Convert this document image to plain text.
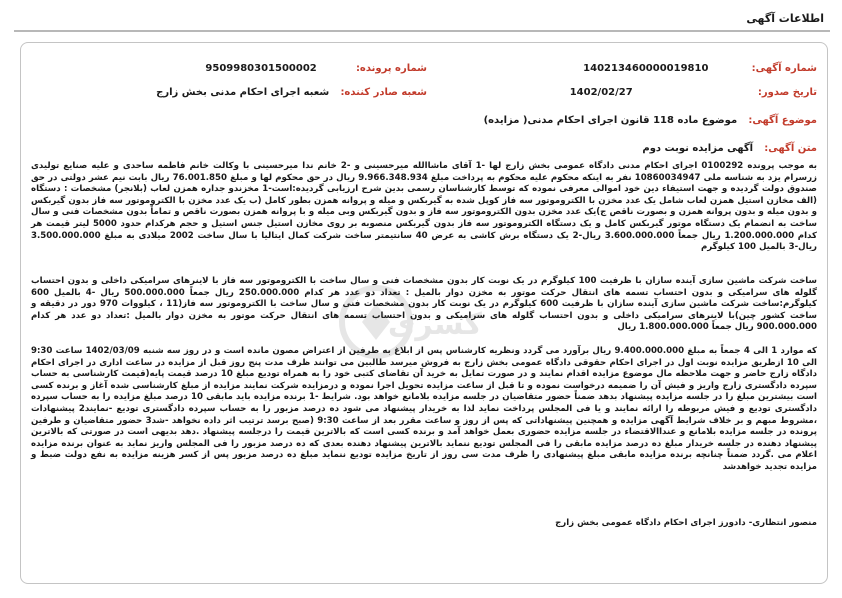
اطلاعات آگهی
شماره آگهی: 140213460000019810
شماره پرونده: 9509980301500002
تاریخ صدور: 1402/02/27
شعبه صادر کننده: شعبه اجرای احکام مدنی بخش زارج
موضوع آگهی: موضوع ماده 118 قانون اجرای احکام مدنی( مزایده)
متن آگهی: آگهی مزایده نوبت دوم
به موجب پرونده 0100292 اجرای احکام مدنی دادگاه عمومی بخش زارج لها -1 آقای ماشاالله میرحسینی و -2 خانم ندا میرحسینی با وکالت خانم فاطمه ساحدی و علیه صنایع تولیدی زرسرام یزد به شناسه ملی 10860034947 نفر به اینکه محکوم علیه محکوم به پرداخت مبلغ 9.966.348.934 ریال در حق محکوم لها و مبلغ 76.001.850 ریال بابت نیم عشر دولتی در حق صندوق دولت گردیده و جهت استیفاء دین خود اموالی معرفی نموده که توسط کارشناسان رسمی بدین شرح ارزیابی گردیده:است-1 مخزندو جداره همزن لعاب (بلانجر) مشخصات : دستگاه (الف مخازن استیل همزن لعاب شامل یک عدد مخزن با الکتروموتور سه فاز کوپل شده به گیربکس و میله و پروانه همزن بطور کامل (ب یک عدد مخزن با الکتروموتور سه فاز بدون گیربکس و بدون میله و بدون پروانه همزن و بصورت ناقص ج)یک عدد مخزن بدون الکتروموتور سه فاز و بدون گیربکس وبی میله و با پروانه همزن بصورت ناقص و تماماً بدون مشخصات فنی و سال ساخت به انضمام یک دستگاه موتور گیربکس کامل و یک دستگاه الکتروموتور سه فاز بدون گیربکس منصوبه بر روی مخازن استیل جنس استیل و حجم هرکدام حدود 5000 لیتر قیمت هر کدام 1.200.000.000 ریال جمعاً 3.600.000.000 ریال-2 یک دستگاه برش کاشی به عرض 40 سانتیمتر ساخت شرکت کمال ایتالیا با سال ساخت 2002 میلادی به مبلغ 3.500.000.000 ریال-3 بالمیل 100 کیلوگرم
ساخت شرکت ماشین سازی آینده سازان با ظرفیت 100 کیلوگرم در یک نوبت کار بدون مشخصات فنی و سال ساخت با الکتروموتور سه فاز با لاینرهای سرامیکی داخلی و بدون احتساب گلوله های سرامیکی و بدون احتساب تسمه های انتقال حرکت موتور به مخزن دوار بالمیل : تعداد دو عدد هر کدام 250.000.000 ریال جمعاً 500.000.000 ریال -4 بالمیل 600 کیلوگرم:ساخت شرکت ماشین سازی آینده سازان با ظرفیت 600 کیلوگرم در یک نوبت کار بدون مشخصات فنی و سال ساخت با الکتروموتور سه فاز(11 ، کیلووات 970 دور در دقیقه و ساخت کشور چین)با لاینرهای سرامیکی داخلی و بدون احتساب گلوله های سرامیکی و بدون احتساب تسمه های انتقال حرکت موتور به مخزن دوار بالمیل :تعداد دو عدد هر کدام 900.000.000 ریال جمعاً 1.800.000.000 ریال
که موارد 1 الی 4 جمعاً به مبلغ 9.400.000.000 ریال برآورد می گردد ونظریه کارشناس پس از ابلاغ به طرفین از اعتراض مصون مانده است و در روز سه شنبه 1402/03/09 ساعت 9:30 الی 10 ازطریق مزایده نوبت اول در اجرای احکام حقوقی دادگاه عمومی بخش زارج به فروش میرسد طالبین می توانند ظرف مدت پنج روز قبل از مزایده در ساعت اداری در اجرای احکام دادگاه زارج حاضر و جهت ملاحظه مال موضوع مزایده اقدام نمایند و در صورت تمایل به خرید آن تقاضای کتبی خود را به همراه تودیع مبلغ 10 درصد قیمت پایه(قیمت کارشناسی به حساب سپرده دادگستری زارج واریز و فیش آن را ضمیمه درخواست نموده و تا قبل از ساعت مزایده تحویل اجرا نموده و درمزایده شرکت نمایند مزایده از مبلغ کارشناسی شده آغاز و برنده کسی است بیشترین مبلغ را در جلسه مزایده پیشنهاد بدهد ضمناً حضور متقاضیان در جلسه مزایده بلامانع خواهد بود. شرایط -1 برنده مزایده باید مابقی 10 درصد مبلغ مزایده را به حساب سپرده دادگستری تودیع و فیش مربوطه را ارائه نمایند و یا فی المجلس پرداخت نماید لذا به خریدار پیشنهاد می شود ده درصد مزبور را به حساب سپرده دادگستری تودیع -نمایند2 پیشنهادات ،مشروط مبهم و بر خلاف شرایط آگهی مزایده و همچنین پیشنهاداتی که پس از روز و ساعت مقرر بعد از ساعت 9:30 (صبح برسد ترتیب اثر داده نخواهد -شد3 حضور متقاضیان و طرفین پرونده در جلسه مزایده بلامانع و عنداالاقتضاء در جلسه مزایده حضوری بعمل خواهد آمد و برنده کسی است که بالاترین قیمت را درجلسه پیشنهاد .دهد بدیهی است در صورتی که بالاترین پیشنهاد دهنده در جلسه خریدار مبلغ ده درصد مزایده مابقی را فی المجلس تودیع ننماید بالاترین پیشنهاد دهنده بعدی که ده درصد مزبور را فی المجلس واریز نماید به عنوان برنده مزایده اعلام می .گردد ضمناً چنانچه برنده مزایده مابقی مبلغ پیشنهادی را ظرف مدت سی روز از تاریخ مزایده تودیع ننماید مبلغ ده درصد مزبور پس از کسر هزینه مزایده به نفع دولت ضبط و مزایده تجدید خواهدشد
منصور انتظاری- دادورز اجرای احکام دادگاه عمومی بخش زارج
کسری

*PROMPT*:
Find the word "شماره" and list each line it appears in.

*THE OUTPUT*:
شماره آگهی: 140213460000019810
شماره پرونده: 9509980301500002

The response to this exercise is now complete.